Quote all of the data exactly as given. Skip every picture it contains.

————

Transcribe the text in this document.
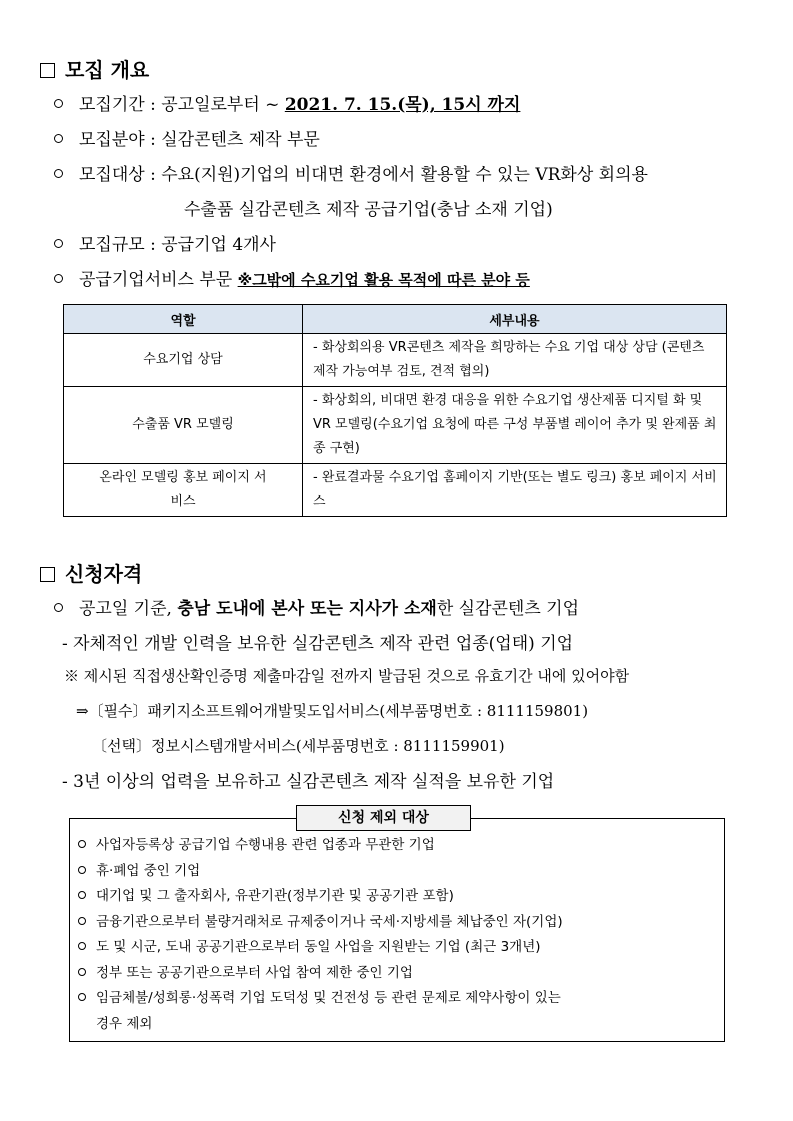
모집 개요
모집기간 : 공고일로부터 ~ 2021. 7. 15.(목), 15시 까지
모집분야 : 실감콘텐츠 제작 부문
모집대상 : 수요(지원)기업의 비대면 환경에서 활용할 수 있는 VR화상 회의용
수출품 실감콘텐츠 제작 공급기업(충남 소재 기업)
모집규모 : 공급기업 4개사
공급기업서비스 부문 ※그밖에 수요기업 활용 목적에 따른 분야 등
역할	세부내용
수요기업 상담	- 화상회의용 VR콘텐츠 제작을 희망하는 수요 기업 대상 상담 (콘텐츠 제작 가능여부 검토, 견적 협의)
수출품 VR 모델링	- 화상회의, 비대면 환경 대응을 위한 수요기업 생산제품 디지털 화 및 VR 모델링(수요기업 요청에 따른 구성 부품별 레이어 추가 및 완제품 최종 구현)
온라인 모델링 홍보 페이지 서비스	- 완료결과물 수요기업 홈페이지 기반(또는 별도 링크) 홍보 페이지 서비스
신청자격
공고일 기준, 충남 도내에 본사 또는 지사가 소재한 실감콘텐츠 기업
- 자체적인 개발 인력을 보유한 실감콘텐츠 제작 관련 업종(업태) 기업
※ 제시된 직접생산확인증명 제출마감일 전까지 발급된 것으로 유효기간 내에 있어야함
⇒〔필수〕패키지소프트웨어개발및도입서비스(세부품명번호 : 8111159801)
〔선택〕정보시스템개발서비스(세부품명번호 : 8111159901)
- 3년 이상의 업력을 보유하고 실감콘텐츠 제작 실적을 보유한 기업
사업자등록상 공급기업 수행내용 관련 업종과 무관한 기업
휴·폐업 중인 기업
대기업 및 그 출자회사, 유관기관(정부기관 및 공공기관 포함)
금융기관으로부터 불량거래처로 규제중이거나 국세·지방세를 체납중인 자(기업)
도 및 시군, 도내 공공기관으로부터 동일 사업을 지원받는 기업 (최근 3개년)
정부 또는 공공기관으로부터 사업 참여 제한 중인 기업
임금체불/성희롱·성폭력 기업 도덕성 및 건전성 등 관련 문제로 제약사항이 있는
경우 제외
신청 제외 대상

————

> _Result of this exercise_:
Transcribe the text in this document.
모집 개요
모집기간 : 공고일로부터 ~ 2021. 7. 15.(목), 15시 까지
모집분야 : 실감콘텐츠 제작 부문
모집대상 : 수요(지원)기업의 비대면 환경에서 활용할 수 있는 VR화상 회의용
수출품 실감콘텐츠 제작 공급기업(충남 소재 기업)
모집규모 : 공급기업 4개사
공급기업서비스 부문 ※그밖에 수요기업 활용 목적에 따른 분야 등
역할	세부내용
수요기업 상담	- 화상회의용 VR콘텐츠 제작을 희망하는 수요 기업 대상 상담 (콘텐츠 제작 가능여부 검토, 견적 협의)
수출품 VR 모델링	- 화상회의, 비대면 환경 대응을 위한 수요기업 생산제품 디지털 화 및 VR 모델링(수요기업 요청에 따른 구성 부품별 레이어 추가 및 완제품 최종 구현)
온라인 모델링 홍보 페이지 서비스	- 완료결과물 수요기업 홈페이지 기반(또는 별도 링크) 홍보 페이지 서비스
신청자격
공고일 기준, 충남 도내에 본사 또는 지사가 소재한 실감콘텐츠 기업
- 자체적인 개발 인력을 보유한 실감콘텐츠 제작 관련 업종(업태) 기업
※ 제시된 직접생산확인증명 제출마감일 전까지 발급된 것으로 유효기간 내에 있어야함
⇒〔필수〕패키지소프트웨어개발및도입서비스(세부품명번호 : 8111159801)
〔선택〕정보시스템개발서비스(세부품명번호 : 8111159901)
- 3년 이상의 업력을 보유하고 실감콘텐츠 제작 실적을 보유한 기업
사업자등록상 공급기업 수행내용 관련 업종과 무관한 기업
휴·폐업 중인 기업
대기업 및 그 출자회사, 유관기관(정부기관 및 공공기관 포함)
금융기관으로부터 불량거래처로 규제중이거나 국세·지방세를 체납중인 자(기업)
도 및 시군, 도내 공공기관으로부터 동일 사업을 지원받는 기업 (최근 3개년)
정부 또는 공공기관으로부터 사업 참여 제한 중인 기업
임금체불/성희롱·성폭력 기업 도덕성 및 건전성 등 관련 문제로 제약사항이 있는
경우 제외
신청 제외 대상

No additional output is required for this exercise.